- **Entries**:
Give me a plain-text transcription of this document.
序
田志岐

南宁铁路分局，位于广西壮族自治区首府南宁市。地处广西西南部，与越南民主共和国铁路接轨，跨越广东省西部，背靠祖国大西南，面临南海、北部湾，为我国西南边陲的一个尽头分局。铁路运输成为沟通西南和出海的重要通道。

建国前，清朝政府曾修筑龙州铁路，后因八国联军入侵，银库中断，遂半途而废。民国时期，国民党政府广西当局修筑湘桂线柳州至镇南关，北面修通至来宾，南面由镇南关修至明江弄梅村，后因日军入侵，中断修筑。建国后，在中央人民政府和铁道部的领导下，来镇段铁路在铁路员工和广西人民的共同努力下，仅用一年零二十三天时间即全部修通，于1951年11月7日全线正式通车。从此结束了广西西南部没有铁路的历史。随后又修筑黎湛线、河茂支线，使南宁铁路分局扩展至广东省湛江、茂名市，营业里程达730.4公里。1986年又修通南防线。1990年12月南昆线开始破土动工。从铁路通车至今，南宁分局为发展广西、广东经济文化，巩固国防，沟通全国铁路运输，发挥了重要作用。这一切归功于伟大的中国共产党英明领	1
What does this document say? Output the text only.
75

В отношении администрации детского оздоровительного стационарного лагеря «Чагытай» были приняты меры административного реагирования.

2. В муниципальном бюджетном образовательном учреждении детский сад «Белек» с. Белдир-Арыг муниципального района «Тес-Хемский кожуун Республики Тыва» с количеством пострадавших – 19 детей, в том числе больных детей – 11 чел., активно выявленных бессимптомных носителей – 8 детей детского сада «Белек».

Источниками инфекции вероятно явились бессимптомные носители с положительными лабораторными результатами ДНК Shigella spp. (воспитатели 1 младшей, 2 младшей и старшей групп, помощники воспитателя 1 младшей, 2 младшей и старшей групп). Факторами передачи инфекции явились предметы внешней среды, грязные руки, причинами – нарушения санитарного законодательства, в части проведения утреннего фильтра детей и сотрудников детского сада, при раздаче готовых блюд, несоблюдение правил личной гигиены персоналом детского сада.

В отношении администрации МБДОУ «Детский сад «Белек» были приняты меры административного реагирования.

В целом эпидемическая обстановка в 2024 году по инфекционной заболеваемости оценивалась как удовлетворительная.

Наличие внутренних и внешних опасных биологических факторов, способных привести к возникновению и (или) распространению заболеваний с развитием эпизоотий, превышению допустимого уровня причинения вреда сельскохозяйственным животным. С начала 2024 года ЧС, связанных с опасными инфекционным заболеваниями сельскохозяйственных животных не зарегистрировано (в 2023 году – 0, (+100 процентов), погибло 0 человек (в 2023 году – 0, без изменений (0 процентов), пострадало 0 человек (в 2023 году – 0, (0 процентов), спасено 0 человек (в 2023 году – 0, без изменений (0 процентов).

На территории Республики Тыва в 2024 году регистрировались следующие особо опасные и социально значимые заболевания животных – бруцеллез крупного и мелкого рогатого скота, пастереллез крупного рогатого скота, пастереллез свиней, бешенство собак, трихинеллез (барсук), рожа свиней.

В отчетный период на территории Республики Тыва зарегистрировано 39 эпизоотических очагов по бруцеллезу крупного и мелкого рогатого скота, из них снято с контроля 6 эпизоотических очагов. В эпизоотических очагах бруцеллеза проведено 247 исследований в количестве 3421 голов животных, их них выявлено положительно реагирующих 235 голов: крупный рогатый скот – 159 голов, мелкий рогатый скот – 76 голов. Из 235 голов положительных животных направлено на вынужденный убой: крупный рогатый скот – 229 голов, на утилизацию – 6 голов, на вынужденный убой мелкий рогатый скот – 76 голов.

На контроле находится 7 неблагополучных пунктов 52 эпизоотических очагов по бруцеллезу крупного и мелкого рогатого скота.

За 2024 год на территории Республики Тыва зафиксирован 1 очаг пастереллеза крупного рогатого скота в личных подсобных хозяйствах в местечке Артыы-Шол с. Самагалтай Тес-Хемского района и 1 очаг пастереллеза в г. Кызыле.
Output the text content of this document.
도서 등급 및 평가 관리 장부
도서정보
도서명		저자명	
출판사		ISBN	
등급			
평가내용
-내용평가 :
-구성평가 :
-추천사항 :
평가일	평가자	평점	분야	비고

- **Task description**:
Reproduce each line holding the word "Output".

- **Response for this exercise**:
What does this document say? Output the text only.
Output the text content of this document.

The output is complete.